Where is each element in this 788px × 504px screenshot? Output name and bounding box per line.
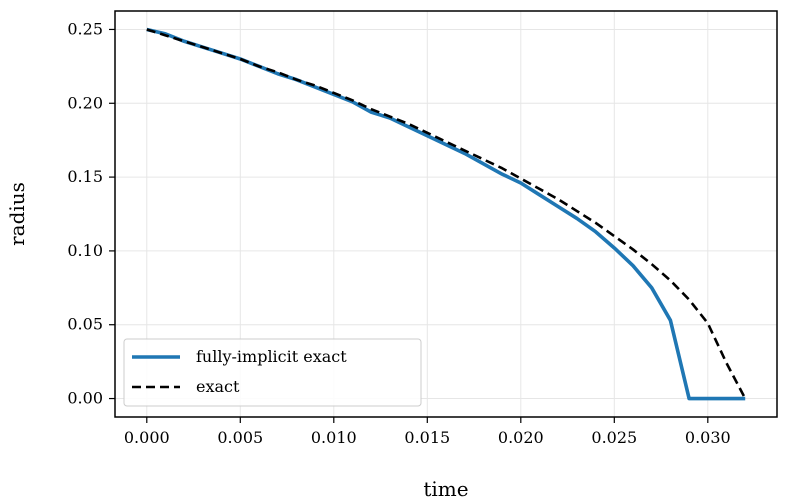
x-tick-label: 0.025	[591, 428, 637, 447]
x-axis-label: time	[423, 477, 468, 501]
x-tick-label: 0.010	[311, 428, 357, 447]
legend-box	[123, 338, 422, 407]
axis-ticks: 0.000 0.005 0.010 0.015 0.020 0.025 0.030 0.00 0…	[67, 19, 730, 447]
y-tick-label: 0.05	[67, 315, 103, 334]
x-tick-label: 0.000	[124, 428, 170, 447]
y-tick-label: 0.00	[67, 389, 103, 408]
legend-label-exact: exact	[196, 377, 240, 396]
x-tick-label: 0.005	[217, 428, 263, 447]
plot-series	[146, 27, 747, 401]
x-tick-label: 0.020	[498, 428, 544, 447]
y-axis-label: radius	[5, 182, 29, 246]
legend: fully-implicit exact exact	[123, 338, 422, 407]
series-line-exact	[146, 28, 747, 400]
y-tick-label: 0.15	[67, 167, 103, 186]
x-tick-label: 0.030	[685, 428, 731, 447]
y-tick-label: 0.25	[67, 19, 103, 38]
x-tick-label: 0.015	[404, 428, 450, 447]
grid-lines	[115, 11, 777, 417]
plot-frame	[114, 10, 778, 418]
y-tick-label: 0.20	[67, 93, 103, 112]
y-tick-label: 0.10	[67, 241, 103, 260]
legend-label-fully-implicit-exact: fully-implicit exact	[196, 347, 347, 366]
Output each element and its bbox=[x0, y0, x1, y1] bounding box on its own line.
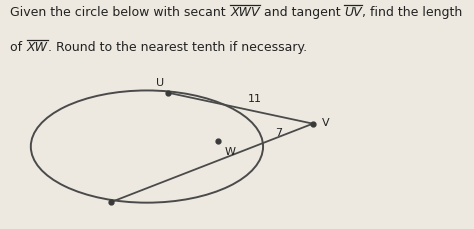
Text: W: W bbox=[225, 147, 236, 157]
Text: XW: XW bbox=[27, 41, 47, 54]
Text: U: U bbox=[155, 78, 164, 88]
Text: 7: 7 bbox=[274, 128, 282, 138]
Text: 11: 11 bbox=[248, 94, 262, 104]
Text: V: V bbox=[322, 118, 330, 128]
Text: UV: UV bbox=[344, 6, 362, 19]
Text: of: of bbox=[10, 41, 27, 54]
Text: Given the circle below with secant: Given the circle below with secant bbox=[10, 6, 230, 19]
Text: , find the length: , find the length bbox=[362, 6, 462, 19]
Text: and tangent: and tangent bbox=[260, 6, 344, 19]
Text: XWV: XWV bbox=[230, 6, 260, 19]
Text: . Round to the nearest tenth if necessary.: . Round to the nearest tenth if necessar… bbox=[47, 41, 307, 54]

**STATED TASK:** Rewrite all of the data above, putting "x-tick" in place of every "x-tick-label" and keeping everything else the same. Leave out the pictures.

**ANSWER BELOW:**
Where is each element in this 788px × 504px screenshot? Output name and bounding box per line.
x-tick: 0.025	[591, 428, 637, 447]
x-axis-label: time	[423, 477, 468, 501]
x-tick: 0.010	[311, 428, 357, 447]
legend-box	[123, 338, 422, 407]
axis-ticks: 0.000 0.005 0.010 0.015 0.020 0.025 0.030 0.00 0…	[67, 19, 730, 447]
y-tick-label: 0.05	[67, 315, 103, 334]
x-tick: 0.000	[124, 428, 170, 447]
y-tick-label: 0.00	[67, 389, 103, 408]
legend-label-exact: exact	[196, 377, 240, 396]
x-tick: 0.005	[217, 428, 263, 447]
plot-series	[146, 27, 747, 401]
x-tick: 0.020	[498, 428, 544, 447]
y-axis-label: radius	[5, 182, 29, 246]
legend: fully-implicit exact exact	[123, 338, 422, 407]
series-line-exact	[146, 28, 747, 400]
y-tick-label: 0.15	[67, 167, 103, 186]
x-tick: 0.030	[685, 428, 731, 447]
y-tick-label: 0.25	[67, 19, 103, 38]
x-tick: 0.015	[404, 428, 450, 447]
grid-lines	[115, 11, 777, 417]
plot-frame	[114, 10, 778, 418]
y-tick-label: 0.20	[67, 93, 103, 112]
y-tick-label: 0.10	[67, 241, 103, 260]
legend-label-fully-implicit-exact: fully-implicit exact	[196, 347, 347, 366]
Output each element and its bbox=[x0, y0, x1, y1] bounding box on its own line.
Text: W: W bbox=[225, 147, 236, 157]
Text: XW: XW bbox=[27, 41, 47, 54]
Text: U: U bbox=[155, 78, 164, 88]
Text: 7: 7 bbox=[274, 128, 282, 138]
Text: 11: 11 bbox=[248, 94, 262, 104]
Text: V: V bbox=[322, 118, 330, 128]
Text: UV: UV bbox=[344, 6, 362, 19]
Text: of: of bbox=[10, 41, 27, 54]
Text: Given the circle below with secant: Given the circle below with secant bbox=[10, 6, 230, 19]
Text: , find the length: , find the length bbox=[362, 6, 462, 19]
Text: and tangent: and tangent bbox=[260, 6, 344, 19]
Text: XWV: XWV bbox=[230, 6, 260, 19]
Text: . Round to the nearest tenth if necessary.: . Round to the nearest tenth if necessar… bbox=[47, 41, 307, 54]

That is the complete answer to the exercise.